Set down each record below precisely, skipping the pictures.

→ Collection entries
- - -
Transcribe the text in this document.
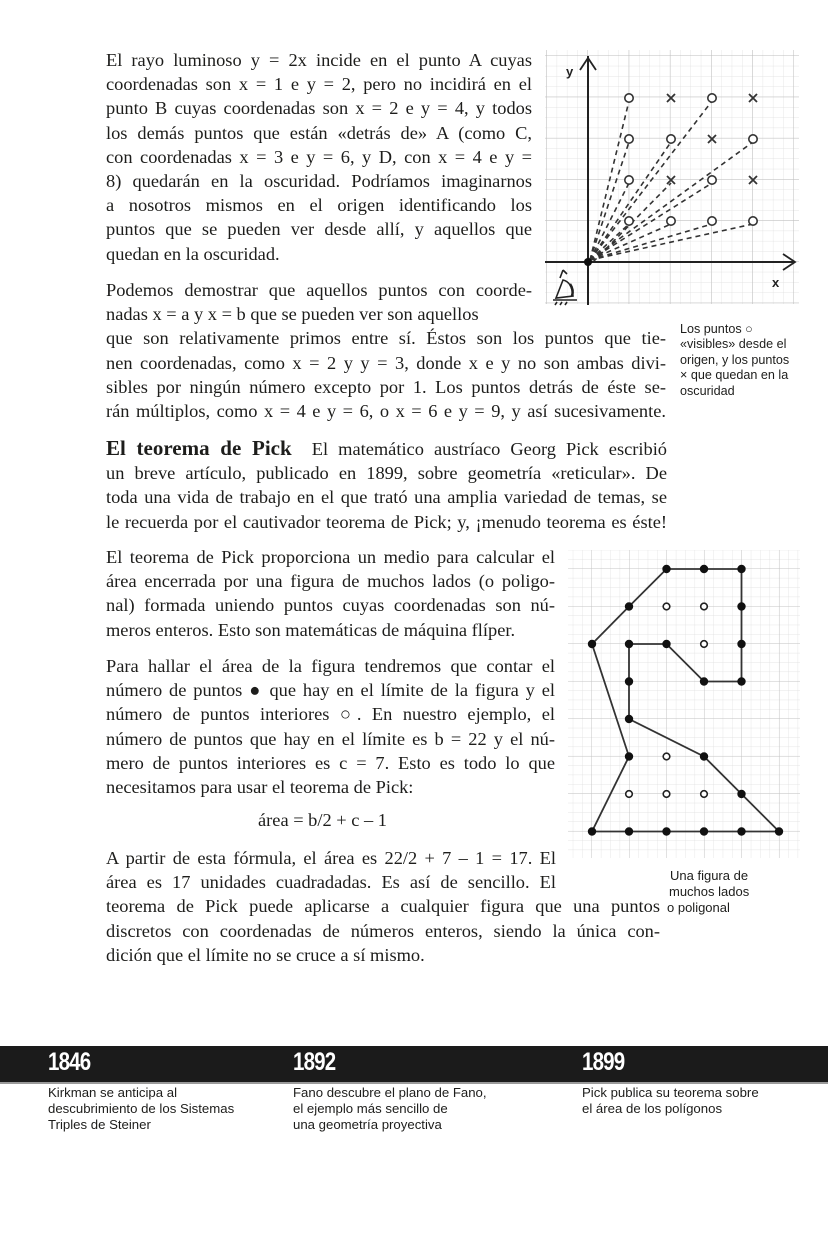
El rayo luminoso y = 2x incide en el punto A cuyas
coordenadas son x = 1 e y = 2, pero no incidirá en el
punto B cuyas coordenadas son x = 2 e y = 4, y todos
los demás puntos que están «detrás de» A (como C,
con coordenadas x = 3 e y = 6, y D, con x = 4 e y =
8) quedarán en la oscuridad. Podríamos imaginarnos
a nosotros mismos en el origen identificando los
puntos que se pueden ver desde allí, y aquellos que
quedan en la oscuridad.
Podemos demostrar que aquellos puntos con coorde-
nadas x = a y x = b que se pueden ver son aquellos
que son relativamente primos entre sí. Éstos son los puntos que tie-
nen coordenadas, como x = 2 y y = 3, donde x e y no son ambas divi-
sibles por ningún número excepto por 1. Los puntos detrás de éste se-
rán múltiplos, como x = 4 e y = 6, o x = 6 e y = 9, y así sucesivamente.
y
x
Los puntos ○
«visibles» desde el
origen, y los puntos
× que quedan en la
oscuridad
El teorema de Pick El matemático austríaco Georg Pick escribió
un breve artículo, publicado en 1899, sobre geometría «reticular». De
toda una vida de trabajo en el que trató una amplia variedad de temas, se
le recuerda por el cautivador teorema de Pick; y, ¡menudo teorema es éste!
El teorema de Pick proporciona un medio para calcular el
área encerrada por una figura de muchos lados (o poligo-
nal) formada uniendo puntos cuyas coordenadas son nú-
meros enteros. Esto son matemáticas de máquina flíper.
Para hallar el área de la figura tendremos que contar el
número de puntos ● que hay en el límite de la figura y el
número de puntos interiores ○. En nuestro ejemplo, el
número de puntos que hay en el límite es b = 22 y el nú-
mero de puntos interiores es c = 7. Esto es todo lo que
necesitamos para usar el teorema de Pick:
área = b/2 + c – 1
A partir de esta fórmula, el área es 22/2 + 7 – 1 = 17. El
área es 17 unidades cuadradadas. Es así de sencillo. El
teorema de Pick puede aplicarse a cualquier figura que una puntos
discretos con coordenadas de números enteros, siendo la única con-
dición que el límite no se cruce a sí mismo.
Una figura de
muchos lados
o poligonal
1846	1892	1899
Kirkman se anticipa al
descubrimiento de los Sistemas
Triples de Steiner
Fano descubre el plano de Fano,
el ejemplo más sencillo de
una geometría proyectiva
Pick publica su teorema sobre
el área de los polígonos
- - -
→ ANSWER TO THIS TASK
Transcribe the text in this document.
El rayo luminoso y = 2x incide en el punto A cuyas
coordenadas son x = 1 e y = 2, pero no incidirá en el
punto B cuyas coordenadas son x = 2 e y = 4, y todos
los demás puntos que están «detrás de» A (como C,
con coordenadas x = 3 e y = 6, y D, con x = 4 e y =
8) quedarán en la oscuridad. Podríamos imaginarnos
a nosotros mismos en el origen identificando los
puntos que se pueden ver desde allí, y aquellos que
quedan en la oscuridad.
Podemos demostrar que aquellos puntos con coorde-
nadas x = a y x = b que se pueden ver son aquellos
que son relativamente primos entre sí. Éstos son los puntos que tie-
nen coordenadas, como x = 2 y y = 3, donde x e y no son ambas divi-
sibles por ningún número excepto por 1. Los puntos detrás de éste se-
rán múltiplos, como x = 4 e y = 6, o x = 6 e y = 9, y así sucesivamente.
y
x
Los puntos ○
«visibles» desde el
origen, y los puntos
× que quedan en la
oscuridad
El teorema de Pick El matemático austríaco Georg Pick escribió
un breve artículo, publicado en 1899, sobre geometría «reticular». De
toda una vida de trabajo en el que trató una amplia variedad de temas, se
le recuerda por el cautivador teorema de Pick; y, ¡menudo teorema es éste!
El teorema de Pick proporciona un medio para calcular el
área encerrada por una figura de muchos lados (o poligo-
nal) formada uniendo puntos cuyas coordenadas son nú-
meros enteros. Esto son matemáticas de máquina flíper.
Para hallar el área de la figura tendremos que contar el
número de puntos ● que hay en el límite de la figura y el
número de puntos interiores ○. En nuestro ejemplo, el
número de puntos que hay en el límite es b = 22 y el nú-
mero de puntos interiores es c = 7. Esto es todo lo que
necesitamos para usar el teorema de Pick:
área = b/2 + c – 1
A partir de esta fórmula, el área es 22/2 + 7 – 1 = 17. El
área es 17 unidades cuadradadas. Es así de sencillo. El
teorema de Pick puede aplicarse a cualquier figura que una puntos
discretos con coordenadas de números enteros, siendo la única con-
dición que el límite no se cruce a sí mismo.
Una figura de
muchos lados
o poligonal
1846	1892	1899
Kirkman se anticipa al
descubrimiento de los Sistemas
Triples de Steiner
Fano descubre el plano de Fano,
el ejemplo más sencillo de
una geometría proyectiva
Pick publica su teorema sobre
el área de los polígonos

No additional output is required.